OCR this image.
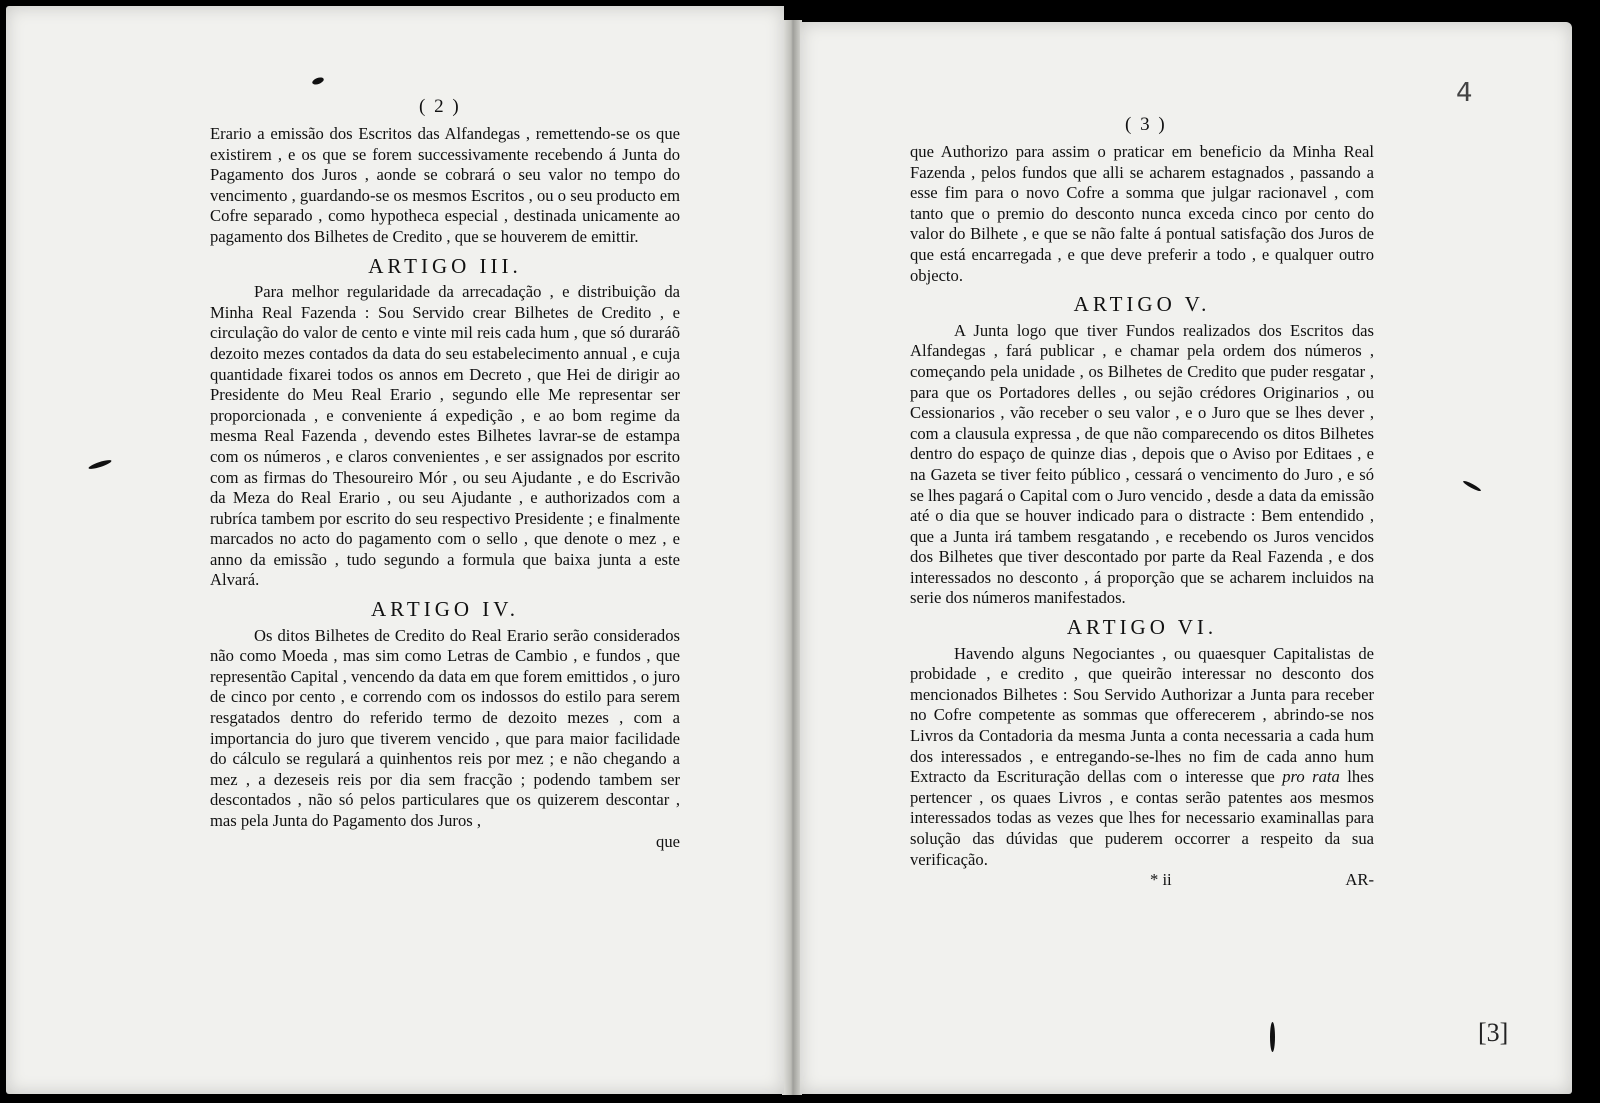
( 2 )
( 3 )

Erario a emissão dos Escritos das Alfandegas , remettendo-se os que existirem , e os que se forem successivamente recebendo á Junta do Pagamento dos Juros , aonde se cobrará o seu valor no tempo do vencimento , guardando-se os mesmos Escritos , ou o seu producto em Cofre separado , como hypotheca especial , destinada unicamente ao pagamento dos Bilhetes de Credito , que se houverem de emittir.

ARTIGO III.

Para melhor regularidade da arrecadação , e distribuição da Minha Real Fazenda : Sou Servido crear Bilhetes de Credito , e circulação do valor de cento e vinte mil reis cada hum , que só duraráõ dezoito mezes contados da data do seu estabelecimento annual , e cuja quantidade fixarei todos os annos em Decreto , que Hei de dirigir ao Presidente do Meu Real Erario , segundo elle Me representar ser proporcionada , e conveniente á expedição , e ao bom regime da mesma Real Fazenda , devendo estes Bilhetes lavrar-se de estampa com os números , e claros convenientes , e ser assignados por escrito com as firmas do Thesoureiro Mór , ou seu Ajudante , e do Escrivão da Meza do Real Erario , ou seu Ajudante , e authorizados com a rubríca tambem por escrito do seu respectivo Presidente ; e finalmente marcados no acto do pagamento com o sello , que denote o mez , e anno da emissão , tudo segundo a formula que baixa junta a este Alvará.

ARTIGO IV.

Os ditos Bilhetes de Credito do Real Erario serão considerados não como Moeda , mas sim como Letras de Cambio , e fundos , que representão Capital , vencendo da data em que forem emittidos , o juro de cinco por cento , e correndo com os indossos do estilo para serem resgatados dentro do referido termo de dezoito mezes , com a importancia do juro que tiverem vencido , que para maior facilidade do cálculo se regulará a quinhentos reis por mez ; e não chegando a mez , a dezeseis reis por dia sem fracção ; podendo tambem ser descontados , não só pelos particulares que os quizerem descontar , mas pela Junta do Pagamento dos Juros ,

que

que Authorizo para assim o praticar em beneficio da Minha Real Fazenda , pelos fundos que alli se acharem estagnados , passando a esse fim para o novo Cofre a somma que julgar racionavel , com tanto que o premio do desconto nunca exceda cinco por cento do valor do Bilhete , e que se não falte á pontual satisfação dos Juros de que está encarregada , e que deve preferir a todo , e qualquer outro objecto.

ARTIGO V.

A Junta logo que tiver Fundos realizados dos Escritos das Alfandegas , fará publicar , e chamar pela ordem dos números , começando pela unidade , os Bilhetes de Credito que puder resgatar , para que os Portadores delles , ou sejão crédores Originarios , ou Cessionarios , vão receber o seu valor , e o Juro que se lhes dever , com a clausula expressa , de que não comparecendo os ditos Bilhetes dentro do espaço de quinze dias , depois que o Aviso por Editaes , e na Gazeta se tiver feito público , cessará o vencimento do Juro , e só se lhes pagará o Capital com o Juro vencido , desde a data da emissão até o dia que se houver indicado para o distracte : Bem entendido , que a Junta irá tambem resgatando , e recebendo os Juros vencidos dos Bilhetes que tiver descontado por parte da Real Fazenda , e dos interessados no desconto , á proporção que se acharem incluidos na serie dos números manifestados.

ARTIGO VI.

Havendo alguns Negociantes , ou quaesquer Capitalistas de probidade , e credito , que queirão interessar no desconto dos mencionados Bilhetes : Sou Servido Authorizar a Junta para receber no Cofre competente as sommas que offerecerem , abrindo-se nos Livros da Contadoria da mesma Junta a conta necessaria a cada hum dos interessados , e entregando-se-lhes no fim de cada anno hum Extracto da Escrituração dellas com o interesse que pro rata lhes pertencer , os quaes Livros , e contas serão patentes aos mesmos interessados todas as vezes que lhes for necessario examinallas para solução das dúvidas que puderem occorrer a respeito da sua verificação.

* ii	AR-
4
[3]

STATED EXERCISE → Quote every record above exactly, omitting any pictures they contain.

TASK SOLUTION →
OCR this image.
( 2 )
( 3 )

Erario a emissão dos Escritos das Alfandegas , remettendo-se os que existirem , e os que se forem successivamente recebendo á Junta do Pagamento dos Juros , aonde se cobrará o seu valor no tempo do vencimento , guardando-se os mesmos Escritos , ou o seu producto em Cofre separado , como hypotheca especial , destinada unicamente ao pagamento dos Bilhetes de Credito , que se houverem de emittir.

ARTIGO III.

Para melhor regularidade da arrecadação , e distribuição da Minha Real Fazenda : Sou Servido crear Bilhetes de Credito , e circulação do valor de cento e vinte mil reis cada hum , que só duraráõ dezoito mezes contados da data do seu estabelecimento annual , e cuja quantidade fixarei todos os annos em Decreto , que Hei de dirigir ao Presidente do Meu Real Erario , segundo elle Me representar ser proporcionada , e conveniente á expedição , e ao bom regime da mesma Real Fazenda , devendo estes Bilhetes lavrar-se de estampa com os números , e claros convenientes , e ser assignados por escrito com as firmas do Thesoureiro Mór , ou seu Ajudante , e do Escrivão da Meza do Real Erario , ou seu Ajudante , e authorizados com a rubríca tambem por escrito do seu respectivo Presidente ; e finalmente marcados no acto do pagamento com o sello , que denote o mez , e anno da emissão , tudo segundo a formula que baixa junta a este Alvará.

ARTIGO IV.

Os ditos Bilhetes de Credito do Real Erario serão considerados não como Moeda , mas sim como Letras de Cambio , e fundos , que representão Capital , vencendo da data em que forem emittidos , o juro de cinco por cento , e correndo com os indossos do estilo para serem resgatados dentro do referido termo de dezoito mezes , com a importancia do juro que tiverem vencido , que para maior facilidade do cálculo se regulará a quinhentos reis por mez ; e não chegando a mez , a dezeseis reis por dia sem fracção ; podendo tambem ser descontados , não só pelos particulares que os quizerem descontar , mas pela Junta do Pagamento dos Juros ,

que

que Authorizo para assim o praticar em beneficio da Minha Real Fazenda , pelos fundos que alli se acharem estagnados , passando a esse fim para o novo Cofre a somma que julgar racionavel , com tanto que o premio do desconto nunca exceda cinco por cento do valor do Bilhete , e que se não falte á pontual satisfação dos Juros de que está encarregada , e que deve preferir a todo , e qualquer outro objecto.

ARTIGO V.

A Junta logo que tiver Fundos realizados dos Escritos das Alfandegas , fará publicar , e chamar pela ordem dos números , começando pela unidade , os Bilhetes de Credito que puder resgatar , para que os Portadores delles , ou sejão crédores Originarios , ou Cessionarios , vão receber o seu valor , e o Juro que se lhes dever , com a clausula expressa , de que não comparecendo os ditos Bilhetes dentro do espaço de quinze dias , depois que o Aviso por Editaes , e na Gazeta se tiver feito público , cessará o vencimento do Juro , e só se lhes pagará o Capital com o Juro vencido , desde a data da emissão até o dia que se houver indicado para o distracte : Bem entendido , que a Junta irá tambem resgatando , e recebendo os Juros vencidos dos Bilhetes que tiver descontado por parte da Real Fazenda , e dos interessados no desconto , á proporção que se acharem incluidos na serie dos números manifestados.

ARTIGO VI.

Havendo alguns Negociantes , ou quaesquer Capitalistas de probidade , e credito , que queirão interessar no desconto dos mencionados Bilhetes : Sou Servido Authorizar a Junta para receber no Cofre competente as sommas que offerecerem , abrindo-se nos Livros da Contadoria da mesma Junta a conta necessaria a cada hum dos interessados , e entregando-se-lhes no fim de cada anno hum Extracto da Escrituração dellas com o interesse que pro rata lhes pertencer , os quaes Livros , e contas serão patentes aos mesmos interessados todas as vezes que lhes for necessario examinallas para solução das dúvidas que puderem occorrer a respeito da sua verificação.

* ii	AR-
4
[3]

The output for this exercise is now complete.